[DATASET ENTRIES]
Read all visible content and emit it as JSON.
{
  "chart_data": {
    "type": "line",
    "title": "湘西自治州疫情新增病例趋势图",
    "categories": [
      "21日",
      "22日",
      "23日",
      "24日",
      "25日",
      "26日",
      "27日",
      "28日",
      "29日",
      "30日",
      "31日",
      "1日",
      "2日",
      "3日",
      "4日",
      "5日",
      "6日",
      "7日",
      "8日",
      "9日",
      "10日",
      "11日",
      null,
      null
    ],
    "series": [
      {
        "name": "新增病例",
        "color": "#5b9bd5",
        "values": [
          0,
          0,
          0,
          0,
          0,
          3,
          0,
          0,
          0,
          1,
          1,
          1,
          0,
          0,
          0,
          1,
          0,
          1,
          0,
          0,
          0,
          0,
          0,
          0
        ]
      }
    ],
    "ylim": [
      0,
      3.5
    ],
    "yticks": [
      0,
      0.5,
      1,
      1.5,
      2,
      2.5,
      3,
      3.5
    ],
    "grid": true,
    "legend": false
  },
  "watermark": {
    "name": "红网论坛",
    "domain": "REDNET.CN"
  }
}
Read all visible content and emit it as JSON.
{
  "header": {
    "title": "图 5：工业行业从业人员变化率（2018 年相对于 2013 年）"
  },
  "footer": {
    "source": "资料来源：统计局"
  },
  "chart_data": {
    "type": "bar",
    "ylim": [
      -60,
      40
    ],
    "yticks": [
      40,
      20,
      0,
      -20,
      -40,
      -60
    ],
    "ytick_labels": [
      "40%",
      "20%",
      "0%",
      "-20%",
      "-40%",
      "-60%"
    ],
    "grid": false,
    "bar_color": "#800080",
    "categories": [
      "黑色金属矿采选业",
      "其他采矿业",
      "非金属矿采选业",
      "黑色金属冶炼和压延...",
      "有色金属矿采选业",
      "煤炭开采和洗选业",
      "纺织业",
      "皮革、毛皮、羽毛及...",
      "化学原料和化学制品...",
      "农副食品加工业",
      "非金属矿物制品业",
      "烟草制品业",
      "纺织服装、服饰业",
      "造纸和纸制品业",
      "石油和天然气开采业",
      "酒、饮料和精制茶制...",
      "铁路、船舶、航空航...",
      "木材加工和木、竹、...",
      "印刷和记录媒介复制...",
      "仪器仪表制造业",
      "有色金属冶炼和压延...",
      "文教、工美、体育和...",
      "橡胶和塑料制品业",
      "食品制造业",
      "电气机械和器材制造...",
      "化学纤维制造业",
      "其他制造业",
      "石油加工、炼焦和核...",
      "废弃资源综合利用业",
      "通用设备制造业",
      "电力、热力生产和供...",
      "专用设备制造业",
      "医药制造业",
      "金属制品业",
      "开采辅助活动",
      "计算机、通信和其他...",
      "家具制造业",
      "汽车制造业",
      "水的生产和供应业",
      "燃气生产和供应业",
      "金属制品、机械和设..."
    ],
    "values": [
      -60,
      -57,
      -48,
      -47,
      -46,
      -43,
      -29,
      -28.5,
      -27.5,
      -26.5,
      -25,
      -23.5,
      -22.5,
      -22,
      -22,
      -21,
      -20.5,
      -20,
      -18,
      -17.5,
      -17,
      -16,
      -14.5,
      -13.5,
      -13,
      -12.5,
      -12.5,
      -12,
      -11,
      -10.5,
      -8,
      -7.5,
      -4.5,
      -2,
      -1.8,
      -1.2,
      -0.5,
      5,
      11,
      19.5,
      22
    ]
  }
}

[SET TASK]
Give all of the entries again, word for word.

[REPLY]
Read all visible content and emit it as JSON.
{
  "chart_data": {
    "type": "line",
    "title": "湘西自治州疫情新增病例趋势图",
    "categories": [
      "21日",
      "22日",
      "23日",
      "24日",
      "25日",
      "26日",
      "27日",
      "28日",
      "29日",
      "30日",
      "31日",
      "1日",
      "2日",
      "3日",
      "4日",
      "5日",
      "6日",
      "7日",
      "8日",
      "9日",
      "10日",
      "11日",
      null,
      null
    ],
    "series": [
      {
        "name": "新增病例",
        "color": "#5b9bd5",
        "values": [
          0,
          0,
          0,
          0,
          0,
          3,
          0,
          0,
          0,
          1,
          1,
          1,
          0,
          0,
          0,
          1,
          0,
          1,
          0,
          0,
          0,
          0,
          0,
          0
        ]
      }
    ],
    "ylim": [
      0,
      3.5
    ],
    "yticks": [
      0,
      0.5,
      1,
      1.5,
      2,
      2.5,
      3,
      3.5
    ],
    "grid": true,
    "legend": false
  },
  "watermark": {
    "name": "红网论坛",
    "domain": "REDNET.CN"
  }
}
Read all visible content and emit it as JSON.
{
  "header": {
    "title": "图 5：工业行业从业人员变化率（2018 年相对于 2013 年）"
  },
  "footer": {
    "source": "资料来源：统计局"
  },
  "chart_data": {
    "type": "bar",
    "ylim": [
      -60,
      40
    ],
    "yticks": [
      40,
      20,
      0,
      -20,
      -40,
      -60
    ],
    "ytick_labels": [
      "40%",
      "20%",
      "0%",
      "-20%",
      "-40%",
      "-60%"
    ],
    "grid": false,
    "bar_color": "#800080",
    "categories": [
      "黑色金属矿采选业",
      "其他采矿业",
      "非金属矿采选业",
      "黑色金属冶炼和压延...",
      "有色金属矿采选业",
      "煤炭开采和洗选业",
      "纺织业",
      "皮革、毛皮、羽毛及...",
      "化学原料和化学制品...",
      "农副食品加工业",
      "非金属矿物制品业",
      "烟草制品业",
      "纺织服装、服饰业",
      "造纸和纸制品业",
      "石油和天然气开采业",
      "酒、饮料和精制茶制...",
      "铁路、船舶、航空航...",
      "木材加工和木、竹、...",
      "印刷和记录媒介复制...",
      "仪器仪表制造业",
      "有色金属冶炼和压延...",
      "文教、工美、体育和...",
      "橡胶和塑料制品业",
      "食品制造业",
      "电气机械和器材制造...",
      "化学纤维制造业",
      "其他制造业",
      "石油加工、炼焦和核...",
      "废弃资源综合利用业",
      "通用设备制造业",
      "电力、热力生产和供...",
      "专用设备制造业",
      "医药制造业",
      "金属制品业",
      "开采辅助活动",
      "计算机、通信和其他...",
      "家具制造业",
      "汽车制造业",
      "水的生产和供应业",
      "燃气生产和供应业",
      "金属制品、机械和设..."
    ],
    "values": [
      -60,
      -57,
      -48,
      -47,
      -46,
      -43,
      -29,
      -28.5,
      -27.5,
      -26.5,
      -25,
      -23.5,
      -22.5,
      -22,
      -22,
      -21,
      -20.5,
      -20,
      -18,
      -17.5,
      -17,
      -16,
      -14.5,
      -13.5,
      -13,
      -12.5,
      -12.5,
      -12,
      -11,
      -10.5,
      -8,
      -7.5,
      -4.5,
      -2,
      -1.8,
      -1.2,
      -0.5,
      5,
      11,
      19.5,
      22
    ]
  }
}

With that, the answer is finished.